Rows from a dataset:
§ §

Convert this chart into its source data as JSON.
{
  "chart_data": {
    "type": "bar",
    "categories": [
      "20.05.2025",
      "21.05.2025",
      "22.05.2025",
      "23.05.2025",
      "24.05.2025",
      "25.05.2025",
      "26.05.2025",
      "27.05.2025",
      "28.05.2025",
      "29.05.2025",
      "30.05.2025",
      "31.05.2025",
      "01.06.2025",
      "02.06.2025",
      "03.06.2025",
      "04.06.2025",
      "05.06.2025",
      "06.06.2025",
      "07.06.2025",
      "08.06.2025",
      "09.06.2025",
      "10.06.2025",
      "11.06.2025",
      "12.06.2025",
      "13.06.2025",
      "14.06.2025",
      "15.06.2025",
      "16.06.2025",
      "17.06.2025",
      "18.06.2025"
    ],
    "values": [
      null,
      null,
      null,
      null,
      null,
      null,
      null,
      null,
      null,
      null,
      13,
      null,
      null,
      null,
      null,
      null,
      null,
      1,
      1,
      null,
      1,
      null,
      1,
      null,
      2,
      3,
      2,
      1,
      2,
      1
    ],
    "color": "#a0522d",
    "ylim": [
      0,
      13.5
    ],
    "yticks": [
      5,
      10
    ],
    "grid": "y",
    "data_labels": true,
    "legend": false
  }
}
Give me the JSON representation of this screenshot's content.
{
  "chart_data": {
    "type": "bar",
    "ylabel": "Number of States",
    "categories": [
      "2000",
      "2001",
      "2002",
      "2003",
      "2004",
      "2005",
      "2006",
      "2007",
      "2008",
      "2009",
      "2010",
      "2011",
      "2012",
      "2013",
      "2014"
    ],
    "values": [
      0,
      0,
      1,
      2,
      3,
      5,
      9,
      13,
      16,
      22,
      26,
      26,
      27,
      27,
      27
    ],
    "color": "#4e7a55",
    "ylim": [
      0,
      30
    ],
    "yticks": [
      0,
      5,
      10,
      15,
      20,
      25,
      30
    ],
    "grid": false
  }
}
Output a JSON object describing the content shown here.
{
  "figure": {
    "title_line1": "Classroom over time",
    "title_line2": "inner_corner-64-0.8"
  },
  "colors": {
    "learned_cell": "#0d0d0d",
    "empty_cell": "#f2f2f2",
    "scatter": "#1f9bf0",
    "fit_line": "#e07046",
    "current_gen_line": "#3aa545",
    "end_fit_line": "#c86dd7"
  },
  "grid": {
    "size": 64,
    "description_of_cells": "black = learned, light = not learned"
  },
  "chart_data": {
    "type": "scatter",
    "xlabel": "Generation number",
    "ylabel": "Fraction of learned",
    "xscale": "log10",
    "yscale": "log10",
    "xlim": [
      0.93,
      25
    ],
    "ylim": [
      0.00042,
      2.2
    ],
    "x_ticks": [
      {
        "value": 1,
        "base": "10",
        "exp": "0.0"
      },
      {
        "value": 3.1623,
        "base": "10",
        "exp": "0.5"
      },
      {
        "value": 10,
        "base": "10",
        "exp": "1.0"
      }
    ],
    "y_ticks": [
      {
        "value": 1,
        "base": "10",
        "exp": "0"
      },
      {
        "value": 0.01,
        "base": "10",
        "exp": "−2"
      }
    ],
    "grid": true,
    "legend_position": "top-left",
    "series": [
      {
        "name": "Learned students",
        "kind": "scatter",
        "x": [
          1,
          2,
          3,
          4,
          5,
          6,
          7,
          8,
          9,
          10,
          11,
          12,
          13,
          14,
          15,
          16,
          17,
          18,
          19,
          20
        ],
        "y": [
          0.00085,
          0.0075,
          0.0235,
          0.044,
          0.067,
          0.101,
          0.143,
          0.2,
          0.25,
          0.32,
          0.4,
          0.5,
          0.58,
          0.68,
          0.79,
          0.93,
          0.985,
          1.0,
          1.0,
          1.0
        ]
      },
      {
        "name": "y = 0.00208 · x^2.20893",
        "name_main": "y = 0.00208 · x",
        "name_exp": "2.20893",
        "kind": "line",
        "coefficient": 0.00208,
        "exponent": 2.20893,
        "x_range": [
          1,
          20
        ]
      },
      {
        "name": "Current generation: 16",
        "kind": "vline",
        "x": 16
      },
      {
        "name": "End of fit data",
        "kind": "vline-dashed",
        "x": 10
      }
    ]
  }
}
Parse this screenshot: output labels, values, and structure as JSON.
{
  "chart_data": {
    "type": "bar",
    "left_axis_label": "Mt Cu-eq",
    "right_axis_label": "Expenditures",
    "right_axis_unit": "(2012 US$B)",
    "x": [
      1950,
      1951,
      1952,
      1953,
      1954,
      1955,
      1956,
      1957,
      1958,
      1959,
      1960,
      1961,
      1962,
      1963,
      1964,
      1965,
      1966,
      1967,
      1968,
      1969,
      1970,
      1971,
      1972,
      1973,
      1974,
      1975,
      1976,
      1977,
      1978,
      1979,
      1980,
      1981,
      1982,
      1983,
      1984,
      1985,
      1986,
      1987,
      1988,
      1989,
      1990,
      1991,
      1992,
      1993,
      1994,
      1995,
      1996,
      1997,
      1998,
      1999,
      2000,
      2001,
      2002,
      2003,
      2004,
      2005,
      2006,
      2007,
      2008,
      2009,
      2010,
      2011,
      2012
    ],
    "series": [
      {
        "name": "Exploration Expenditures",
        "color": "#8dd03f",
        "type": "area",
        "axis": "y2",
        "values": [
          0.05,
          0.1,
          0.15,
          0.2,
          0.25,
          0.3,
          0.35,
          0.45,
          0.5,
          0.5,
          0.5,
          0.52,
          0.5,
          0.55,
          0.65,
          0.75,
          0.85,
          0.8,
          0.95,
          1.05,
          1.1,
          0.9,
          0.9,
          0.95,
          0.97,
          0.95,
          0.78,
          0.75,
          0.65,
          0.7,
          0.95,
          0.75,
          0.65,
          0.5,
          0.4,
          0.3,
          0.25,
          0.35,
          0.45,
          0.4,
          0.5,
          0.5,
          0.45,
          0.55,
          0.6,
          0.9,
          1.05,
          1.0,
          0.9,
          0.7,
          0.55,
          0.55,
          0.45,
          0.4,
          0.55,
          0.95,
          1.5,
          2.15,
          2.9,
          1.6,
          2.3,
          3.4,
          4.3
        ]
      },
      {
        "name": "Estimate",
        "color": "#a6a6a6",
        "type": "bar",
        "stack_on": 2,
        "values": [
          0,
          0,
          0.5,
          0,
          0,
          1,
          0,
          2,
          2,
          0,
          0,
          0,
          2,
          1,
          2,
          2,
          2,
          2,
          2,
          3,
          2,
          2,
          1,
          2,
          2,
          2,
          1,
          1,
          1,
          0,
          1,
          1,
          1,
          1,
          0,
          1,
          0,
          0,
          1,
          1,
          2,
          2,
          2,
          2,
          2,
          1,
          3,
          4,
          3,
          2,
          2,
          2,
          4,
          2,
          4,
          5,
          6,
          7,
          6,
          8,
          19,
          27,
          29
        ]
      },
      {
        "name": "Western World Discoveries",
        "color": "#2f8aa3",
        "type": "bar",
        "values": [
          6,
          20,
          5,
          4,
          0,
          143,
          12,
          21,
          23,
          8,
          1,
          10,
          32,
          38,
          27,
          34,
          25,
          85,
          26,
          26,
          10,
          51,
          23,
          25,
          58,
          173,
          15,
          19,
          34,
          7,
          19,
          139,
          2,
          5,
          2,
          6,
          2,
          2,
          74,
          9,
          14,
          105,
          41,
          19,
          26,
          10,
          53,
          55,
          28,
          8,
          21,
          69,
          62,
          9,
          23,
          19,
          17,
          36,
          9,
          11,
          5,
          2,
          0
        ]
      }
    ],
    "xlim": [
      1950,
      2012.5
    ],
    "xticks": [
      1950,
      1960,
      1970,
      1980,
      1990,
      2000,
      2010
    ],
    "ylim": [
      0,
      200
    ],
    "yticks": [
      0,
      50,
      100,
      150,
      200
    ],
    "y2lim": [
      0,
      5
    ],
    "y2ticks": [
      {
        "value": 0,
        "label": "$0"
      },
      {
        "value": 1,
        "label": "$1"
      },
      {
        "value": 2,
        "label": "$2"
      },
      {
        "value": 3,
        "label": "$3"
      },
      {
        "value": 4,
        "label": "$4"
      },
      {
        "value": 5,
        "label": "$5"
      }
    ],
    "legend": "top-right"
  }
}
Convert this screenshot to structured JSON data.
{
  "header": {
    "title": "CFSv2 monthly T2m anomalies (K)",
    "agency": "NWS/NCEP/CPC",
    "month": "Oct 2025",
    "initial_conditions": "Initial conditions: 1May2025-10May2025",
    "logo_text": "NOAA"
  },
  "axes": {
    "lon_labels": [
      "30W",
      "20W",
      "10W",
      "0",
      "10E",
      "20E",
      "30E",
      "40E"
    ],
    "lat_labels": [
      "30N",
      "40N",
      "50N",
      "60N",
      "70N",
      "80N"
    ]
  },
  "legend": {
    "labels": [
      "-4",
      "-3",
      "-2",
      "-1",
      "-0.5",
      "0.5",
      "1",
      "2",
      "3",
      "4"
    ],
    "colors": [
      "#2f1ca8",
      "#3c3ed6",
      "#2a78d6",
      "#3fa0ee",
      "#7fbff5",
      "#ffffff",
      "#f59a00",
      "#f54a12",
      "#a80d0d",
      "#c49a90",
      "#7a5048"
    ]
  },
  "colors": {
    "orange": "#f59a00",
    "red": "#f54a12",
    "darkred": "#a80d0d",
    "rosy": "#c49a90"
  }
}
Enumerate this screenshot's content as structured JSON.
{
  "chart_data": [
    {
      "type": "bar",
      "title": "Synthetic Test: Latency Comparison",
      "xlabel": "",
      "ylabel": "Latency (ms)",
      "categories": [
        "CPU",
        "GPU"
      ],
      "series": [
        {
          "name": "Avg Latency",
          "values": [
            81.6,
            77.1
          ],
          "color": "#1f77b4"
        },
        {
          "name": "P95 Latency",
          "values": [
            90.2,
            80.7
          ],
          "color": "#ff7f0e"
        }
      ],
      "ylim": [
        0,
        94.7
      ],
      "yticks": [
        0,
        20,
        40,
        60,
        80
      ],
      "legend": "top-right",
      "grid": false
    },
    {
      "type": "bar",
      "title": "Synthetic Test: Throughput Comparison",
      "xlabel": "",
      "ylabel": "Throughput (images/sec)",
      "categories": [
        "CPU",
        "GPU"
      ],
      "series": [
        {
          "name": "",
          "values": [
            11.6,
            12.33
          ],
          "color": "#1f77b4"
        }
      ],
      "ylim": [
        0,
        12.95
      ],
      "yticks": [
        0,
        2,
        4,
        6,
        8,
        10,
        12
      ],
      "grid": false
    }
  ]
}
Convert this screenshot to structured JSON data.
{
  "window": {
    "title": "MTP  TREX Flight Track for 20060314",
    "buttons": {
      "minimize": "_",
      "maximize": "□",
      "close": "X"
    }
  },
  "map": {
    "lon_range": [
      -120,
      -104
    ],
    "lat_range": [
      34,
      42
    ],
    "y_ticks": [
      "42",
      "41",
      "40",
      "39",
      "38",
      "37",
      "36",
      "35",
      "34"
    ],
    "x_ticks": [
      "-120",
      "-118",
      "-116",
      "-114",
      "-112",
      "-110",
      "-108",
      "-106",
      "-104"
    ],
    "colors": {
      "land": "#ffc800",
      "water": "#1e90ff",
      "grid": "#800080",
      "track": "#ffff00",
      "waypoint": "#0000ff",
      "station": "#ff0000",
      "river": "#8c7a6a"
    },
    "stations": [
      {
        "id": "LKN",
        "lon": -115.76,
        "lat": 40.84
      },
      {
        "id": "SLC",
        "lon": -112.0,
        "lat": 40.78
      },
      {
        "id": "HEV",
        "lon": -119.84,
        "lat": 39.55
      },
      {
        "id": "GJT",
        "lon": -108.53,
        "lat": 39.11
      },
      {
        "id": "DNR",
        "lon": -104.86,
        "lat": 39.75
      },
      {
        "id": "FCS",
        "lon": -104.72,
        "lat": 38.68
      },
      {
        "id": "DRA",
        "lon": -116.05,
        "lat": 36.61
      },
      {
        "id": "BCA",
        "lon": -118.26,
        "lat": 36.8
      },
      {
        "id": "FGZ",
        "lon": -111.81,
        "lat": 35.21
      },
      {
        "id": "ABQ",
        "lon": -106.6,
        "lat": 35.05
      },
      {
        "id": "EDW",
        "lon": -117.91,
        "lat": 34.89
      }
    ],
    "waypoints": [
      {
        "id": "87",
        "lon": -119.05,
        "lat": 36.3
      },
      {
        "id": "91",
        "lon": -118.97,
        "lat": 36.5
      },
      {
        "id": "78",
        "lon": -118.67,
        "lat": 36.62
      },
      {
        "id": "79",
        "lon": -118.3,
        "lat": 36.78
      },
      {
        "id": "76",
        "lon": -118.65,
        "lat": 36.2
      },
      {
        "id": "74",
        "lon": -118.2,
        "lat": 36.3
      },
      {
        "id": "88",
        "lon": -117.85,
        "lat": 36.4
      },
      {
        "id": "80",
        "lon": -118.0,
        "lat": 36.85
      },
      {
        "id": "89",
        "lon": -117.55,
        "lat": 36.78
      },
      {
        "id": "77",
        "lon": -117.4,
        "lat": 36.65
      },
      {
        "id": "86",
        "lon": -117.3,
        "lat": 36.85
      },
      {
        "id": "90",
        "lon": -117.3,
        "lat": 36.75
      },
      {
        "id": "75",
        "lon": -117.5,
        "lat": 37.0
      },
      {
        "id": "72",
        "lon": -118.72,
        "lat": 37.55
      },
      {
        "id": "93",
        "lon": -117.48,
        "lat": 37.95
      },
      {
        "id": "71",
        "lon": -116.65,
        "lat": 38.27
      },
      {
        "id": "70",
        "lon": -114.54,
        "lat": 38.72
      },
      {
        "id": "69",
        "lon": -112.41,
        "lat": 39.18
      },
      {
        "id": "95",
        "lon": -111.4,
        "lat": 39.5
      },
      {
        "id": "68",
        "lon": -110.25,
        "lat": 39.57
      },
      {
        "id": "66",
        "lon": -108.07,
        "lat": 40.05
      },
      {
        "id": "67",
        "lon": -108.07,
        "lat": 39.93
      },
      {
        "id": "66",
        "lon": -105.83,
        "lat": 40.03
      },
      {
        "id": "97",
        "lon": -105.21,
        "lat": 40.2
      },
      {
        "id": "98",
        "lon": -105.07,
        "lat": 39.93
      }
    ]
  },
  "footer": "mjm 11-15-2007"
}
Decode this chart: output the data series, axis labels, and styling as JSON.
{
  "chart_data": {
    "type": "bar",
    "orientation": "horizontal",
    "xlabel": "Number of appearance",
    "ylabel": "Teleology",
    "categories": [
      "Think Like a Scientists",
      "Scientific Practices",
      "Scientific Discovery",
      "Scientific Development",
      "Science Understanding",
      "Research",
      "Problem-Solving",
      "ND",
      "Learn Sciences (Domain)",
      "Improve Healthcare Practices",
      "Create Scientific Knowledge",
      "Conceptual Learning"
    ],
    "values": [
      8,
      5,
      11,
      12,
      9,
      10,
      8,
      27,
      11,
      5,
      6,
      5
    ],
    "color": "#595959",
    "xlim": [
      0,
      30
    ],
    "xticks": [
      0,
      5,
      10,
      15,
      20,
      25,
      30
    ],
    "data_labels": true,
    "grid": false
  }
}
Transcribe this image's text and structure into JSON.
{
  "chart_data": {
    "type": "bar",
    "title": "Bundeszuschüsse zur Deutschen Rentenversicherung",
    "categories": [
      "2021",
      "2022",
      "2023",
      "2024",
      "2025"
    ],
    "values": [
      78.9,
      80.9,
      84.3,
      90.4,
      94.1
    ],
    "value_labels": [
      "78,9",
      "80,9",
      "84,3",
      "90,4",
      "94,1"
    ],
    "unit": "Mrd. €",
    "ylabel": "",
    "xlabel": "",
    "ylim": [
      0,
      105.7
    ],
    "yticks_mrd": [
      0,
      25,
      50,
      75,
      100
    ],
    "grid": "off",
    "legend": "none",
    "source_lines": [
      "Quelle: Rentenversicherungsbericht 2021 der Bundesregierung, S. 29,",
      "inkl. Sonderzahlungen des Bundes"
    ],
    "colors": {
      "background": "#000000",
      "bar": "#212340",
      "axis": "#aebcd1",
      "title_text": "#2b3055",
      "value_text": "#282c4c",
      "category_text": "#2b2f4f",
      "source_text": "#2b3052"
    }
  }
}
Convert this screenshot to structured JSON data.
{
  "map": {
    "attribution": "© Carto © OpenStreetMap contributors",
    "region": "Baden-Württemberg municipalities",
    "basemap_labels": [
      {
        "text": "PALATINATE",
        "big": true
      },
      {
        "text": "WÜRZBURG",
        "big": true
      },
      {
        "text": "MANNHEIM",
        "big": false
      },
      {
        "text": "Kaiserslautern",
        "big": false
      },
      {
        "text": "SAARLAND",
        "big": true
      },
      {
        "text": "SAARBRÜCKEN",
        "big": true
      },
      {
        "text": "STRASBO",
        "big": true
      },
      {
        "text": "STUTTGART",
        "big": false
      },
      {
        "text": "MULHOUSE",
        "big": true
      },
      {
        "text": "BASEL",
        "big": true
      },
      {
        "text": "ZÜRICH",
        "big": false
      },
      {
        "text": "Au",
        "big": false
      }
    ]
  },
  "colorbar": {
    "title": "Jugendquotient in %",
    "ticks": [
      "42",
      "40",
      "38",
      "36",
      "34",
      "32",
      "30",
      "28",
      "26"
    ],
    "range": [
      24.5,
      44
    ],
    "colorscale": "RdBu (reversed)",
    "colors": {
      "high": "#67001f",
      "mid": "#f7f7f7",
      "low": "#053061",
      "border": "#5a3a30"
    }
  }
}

§ §

Search the entries for the word "ylabel" and gather every line where it appears.

### [Completed exercise]
    "ylabel": "Number of States",
    "ylabel": "Fraction of learned",
      "ylabel": "Latency (ms)",
      "ylabel": "Throughput (images/sec)",
    "ylabel": "Teleology",
    "ylabel": "",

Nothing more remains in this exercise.